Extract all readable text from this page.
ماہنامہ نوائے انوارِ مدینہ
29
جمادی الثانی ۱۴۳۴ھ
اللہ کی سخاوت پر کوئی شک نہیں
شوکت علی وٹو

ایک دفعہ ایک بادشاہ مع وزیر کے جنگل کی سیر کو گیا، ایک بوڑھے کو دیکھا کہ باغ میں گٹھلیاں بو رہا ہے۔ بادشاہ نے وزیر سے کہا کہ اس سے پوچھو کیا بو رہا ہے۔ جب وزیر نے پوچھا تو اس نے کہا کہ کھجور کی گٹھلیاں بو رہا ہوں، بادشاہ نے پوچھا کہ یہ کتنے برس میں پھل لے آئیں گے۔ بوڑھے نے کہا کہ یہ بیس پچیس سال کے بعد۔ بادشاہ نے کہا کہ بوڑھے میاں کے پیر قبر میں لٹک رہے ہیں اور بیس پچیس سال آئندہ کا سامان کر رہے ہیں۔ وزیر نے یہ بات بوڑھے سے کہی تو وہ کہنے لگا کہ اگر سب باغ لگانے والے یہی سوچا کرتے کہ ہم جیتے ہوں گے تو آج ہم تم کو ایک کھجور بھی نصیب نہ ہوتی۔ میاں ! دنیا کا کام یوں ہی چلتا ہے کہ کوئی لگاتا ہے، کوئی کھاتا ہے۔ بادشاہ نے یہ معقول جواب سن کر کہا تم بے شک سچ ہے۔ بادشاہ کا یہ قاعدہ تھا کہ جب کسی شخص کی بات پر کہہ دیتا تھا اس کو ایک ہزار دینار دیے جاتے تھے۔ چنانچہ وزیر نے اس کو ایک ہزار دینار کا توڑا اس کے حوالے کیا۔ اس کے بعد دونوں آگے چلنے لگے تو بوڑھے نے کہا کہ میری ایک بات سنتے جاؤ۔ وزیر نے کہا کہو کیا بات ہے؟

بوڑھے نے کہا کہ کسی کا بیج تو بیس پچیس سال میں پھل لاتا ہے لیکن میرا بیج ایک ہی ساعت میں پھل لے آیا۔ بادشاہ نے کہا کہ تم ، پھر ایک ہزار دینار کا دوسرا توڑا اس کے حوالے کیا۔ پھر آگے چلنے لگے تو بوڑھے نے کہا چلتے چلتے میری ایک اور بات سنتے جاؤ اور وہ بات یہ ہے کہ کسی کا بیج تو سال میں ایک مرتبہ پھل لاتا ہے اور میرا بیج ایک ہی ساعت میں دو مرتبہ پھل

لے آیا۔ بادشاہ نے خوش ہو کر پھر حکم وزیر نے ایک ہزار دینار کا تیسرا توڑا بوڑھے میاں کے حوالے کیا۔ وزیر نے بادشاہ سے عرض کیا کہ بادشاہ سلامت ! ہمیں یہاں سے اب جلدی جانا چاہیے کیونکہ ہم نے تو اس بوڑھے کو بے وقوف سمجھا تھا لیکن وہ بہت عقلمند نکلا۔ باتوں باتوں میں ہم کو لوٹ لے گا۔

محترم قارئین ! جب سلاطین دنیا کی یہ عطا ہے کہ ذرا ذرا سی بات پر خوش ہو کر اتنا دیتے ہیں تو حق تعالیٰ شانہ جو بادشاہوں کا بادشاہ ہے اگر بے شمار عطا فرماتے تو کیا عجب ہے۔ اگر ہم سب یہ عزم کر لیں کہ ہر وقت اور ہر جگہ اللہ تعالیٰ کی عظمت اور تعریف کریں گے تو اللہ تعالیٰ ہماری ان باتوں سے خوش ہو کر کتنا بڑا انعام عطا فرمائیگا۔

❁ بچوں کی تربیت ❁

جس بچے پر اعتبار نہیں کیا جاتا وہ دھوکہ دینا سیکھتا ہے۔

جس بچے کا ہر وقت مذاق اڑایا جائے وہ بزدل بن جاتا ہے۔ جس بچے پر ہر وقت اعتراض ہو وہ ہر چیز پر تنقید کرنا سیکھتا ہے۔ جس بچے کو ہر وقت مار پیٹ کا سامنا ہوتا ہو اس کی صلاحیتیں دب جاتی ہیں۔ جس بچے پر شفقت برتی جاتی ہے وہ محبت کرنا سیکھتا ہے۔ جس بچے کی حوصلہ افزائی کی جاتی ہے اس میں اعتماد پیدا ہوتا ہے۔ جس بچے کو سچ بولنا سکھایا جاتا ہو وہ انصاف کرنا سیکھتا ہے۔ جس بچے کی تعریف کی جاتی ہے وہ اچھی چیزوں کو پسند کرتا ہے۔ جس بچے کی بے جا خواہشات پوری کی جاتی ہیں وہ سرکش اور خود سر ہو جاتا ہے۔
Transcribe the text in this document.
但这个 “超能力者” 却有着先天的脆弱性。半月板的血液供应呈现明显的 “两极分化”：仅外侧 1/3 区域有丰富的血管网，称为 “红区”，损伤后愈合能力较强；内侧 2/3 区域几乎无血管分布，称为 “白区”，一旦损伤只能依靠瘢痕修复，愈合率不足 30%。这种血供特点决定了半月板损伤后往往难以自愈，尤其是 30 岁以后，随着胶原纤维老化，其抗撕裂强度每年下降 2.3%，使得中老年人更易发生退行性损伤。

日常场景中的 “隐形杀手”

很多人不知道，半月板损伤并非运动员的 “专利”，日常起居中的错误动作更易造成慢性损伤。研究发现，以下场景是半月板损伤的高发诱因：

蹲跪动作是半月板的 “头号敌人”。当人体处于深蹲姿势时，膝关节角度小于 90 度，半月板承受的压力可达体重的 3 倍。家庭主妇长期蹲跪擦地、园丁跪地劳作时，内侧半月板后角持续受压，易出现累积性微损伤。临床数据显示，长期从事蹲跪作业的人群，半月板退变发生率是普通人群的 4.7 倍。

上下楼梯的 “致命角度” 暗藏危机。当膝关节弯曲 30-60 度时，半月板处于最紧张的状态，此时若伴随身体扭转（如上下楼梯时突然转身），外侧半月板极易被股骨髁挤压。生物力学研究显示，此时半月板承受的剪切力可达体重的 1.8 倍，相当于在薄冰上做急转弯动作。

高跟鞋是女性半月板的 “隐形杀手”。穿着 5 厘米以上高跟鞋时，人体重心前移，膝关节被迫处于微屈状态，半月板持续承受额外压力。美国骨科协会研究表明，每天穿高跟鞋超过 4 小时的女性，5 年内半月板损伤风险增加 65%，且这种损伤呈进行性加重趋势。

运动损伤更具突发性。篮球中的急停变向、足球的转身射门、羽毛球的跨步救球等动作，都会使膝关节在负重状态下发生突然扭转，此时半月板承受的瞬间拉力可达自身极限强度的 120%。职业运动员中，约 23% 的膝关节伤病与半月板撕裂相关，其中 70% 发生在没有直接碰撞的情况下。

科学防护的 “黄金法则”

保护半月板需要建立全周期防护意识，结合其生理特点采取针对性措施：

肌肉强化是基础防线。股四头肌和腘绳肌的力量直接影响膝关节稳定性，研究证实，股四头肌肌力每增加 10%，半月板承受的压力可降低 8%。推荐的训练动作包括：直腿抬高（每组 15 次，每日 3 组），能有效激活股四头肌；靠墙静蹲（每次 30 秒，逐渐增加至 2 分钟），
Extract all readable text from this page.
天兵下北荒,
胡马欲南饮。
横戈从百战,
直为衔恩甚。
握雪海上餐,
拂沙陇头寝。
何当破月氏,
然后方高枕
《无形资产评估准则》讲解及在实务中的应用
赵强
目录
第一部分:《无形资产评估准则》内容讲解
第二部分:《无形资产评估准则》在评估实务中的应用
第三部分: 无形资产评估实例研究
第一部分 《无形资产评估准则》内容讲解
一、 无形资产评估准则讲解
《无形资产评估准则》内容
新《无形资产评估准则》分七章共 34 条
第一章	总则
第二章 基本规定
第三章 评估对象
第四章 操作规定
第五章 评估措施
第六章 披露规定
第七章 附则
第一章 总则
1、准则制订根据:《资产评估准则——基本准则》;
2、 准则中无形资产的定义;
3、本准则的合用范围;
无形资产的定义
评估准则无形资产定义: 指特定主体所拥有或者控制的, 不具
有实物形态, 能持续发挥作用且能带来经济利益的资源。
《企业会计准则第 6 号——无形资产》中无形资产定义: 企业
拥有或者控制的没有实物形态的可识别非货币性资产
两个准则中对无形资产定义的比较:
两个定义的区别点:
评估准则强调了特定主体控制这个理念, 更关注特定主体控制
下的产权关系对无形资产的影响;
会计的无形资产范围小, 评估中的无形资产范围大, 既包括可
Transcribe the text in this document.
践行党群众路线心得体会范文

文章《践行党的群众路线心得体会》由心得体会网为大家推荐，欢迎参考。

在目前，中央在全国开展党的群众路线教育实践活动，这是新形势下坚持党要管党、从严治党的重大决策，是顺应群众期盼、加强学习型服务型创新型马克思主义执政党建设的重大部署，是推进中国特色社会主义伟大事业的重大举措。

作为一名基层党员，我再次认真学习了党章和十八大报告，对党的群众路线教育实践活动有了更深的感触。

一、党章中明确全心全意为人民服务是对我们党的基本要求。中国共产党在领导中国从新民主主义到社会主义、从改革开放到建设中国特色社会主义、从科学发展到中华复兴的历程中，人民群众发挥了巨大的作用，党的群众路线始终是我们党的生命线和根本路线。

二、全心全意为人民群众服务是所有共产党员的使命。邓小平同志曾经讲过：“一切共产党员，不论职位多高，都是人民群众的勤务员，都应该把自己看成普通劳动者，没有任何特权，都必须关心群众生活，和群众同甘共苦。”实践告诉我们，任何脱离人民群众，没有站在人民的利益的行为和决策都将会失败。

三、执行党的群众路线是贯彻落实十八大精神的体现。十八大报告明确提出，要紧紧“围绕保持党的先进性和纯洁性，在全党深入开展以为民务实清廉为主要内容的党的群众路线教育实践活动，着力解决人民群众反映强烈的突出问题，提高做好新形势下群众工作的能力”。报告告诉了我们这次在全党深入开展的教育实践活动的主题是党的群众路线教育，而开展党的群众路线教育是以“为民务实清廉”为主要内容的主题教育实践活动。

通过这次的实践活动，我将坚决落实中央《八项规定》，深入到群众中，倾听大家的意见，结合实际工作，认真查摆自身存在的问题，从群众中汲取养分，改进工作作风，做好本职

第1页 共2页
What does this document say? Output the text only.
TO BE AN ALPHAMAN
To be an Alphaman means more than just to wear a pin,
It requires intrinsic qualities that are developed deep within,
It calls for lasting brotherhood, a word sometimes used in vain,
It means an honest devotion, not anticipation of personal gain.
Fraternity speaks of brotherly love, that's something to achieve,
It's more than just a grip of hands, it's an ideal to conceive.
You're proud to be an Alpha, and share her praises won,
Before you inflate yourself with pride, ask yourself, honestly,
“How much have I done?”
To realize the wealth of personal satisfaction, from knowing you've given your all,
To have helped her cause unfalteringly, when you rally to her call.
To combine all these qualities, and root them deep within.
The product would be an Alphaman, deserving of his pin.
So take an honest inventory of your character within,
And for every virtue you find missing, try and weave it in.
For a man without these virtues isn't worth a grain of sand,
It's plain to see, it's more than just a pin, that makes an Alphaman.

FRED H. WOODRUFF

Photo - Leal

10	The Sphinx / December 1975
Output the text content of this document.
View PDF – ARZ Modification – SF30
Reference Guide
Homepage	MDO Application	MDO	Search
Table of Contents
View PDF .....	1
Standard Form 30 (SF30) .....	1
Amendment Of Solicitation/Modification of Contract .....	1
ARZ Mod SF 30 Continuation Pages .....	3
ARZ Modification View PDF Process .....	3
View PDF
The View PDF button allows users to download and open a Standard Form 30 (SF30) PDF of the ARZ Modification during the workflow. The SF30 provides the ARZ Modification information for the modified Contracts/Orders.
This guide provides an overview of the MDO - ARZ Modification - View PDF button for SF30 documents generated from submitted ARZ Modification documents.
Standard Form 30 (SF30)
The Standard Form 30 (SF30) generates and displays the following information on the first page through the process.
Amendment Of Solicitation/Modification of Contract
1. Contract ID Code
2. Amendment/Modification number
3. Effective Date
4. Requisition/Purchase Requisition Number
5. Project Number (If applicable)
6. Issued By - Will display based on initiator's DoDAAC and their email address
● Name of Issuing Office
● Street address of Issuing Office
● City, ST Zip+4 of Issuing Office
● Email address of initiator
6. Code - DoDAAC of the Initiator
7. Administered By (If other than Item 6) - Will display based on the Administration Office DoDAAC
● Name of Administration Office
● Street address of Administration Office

○ ○ ○

Find the word "based" and list each line it appears in.

6. Issued By - Will display based on initiator's DoDAAC and their email address
7. Administered By (If other than Item 6) - Will display based on the Administration Office DoDAAC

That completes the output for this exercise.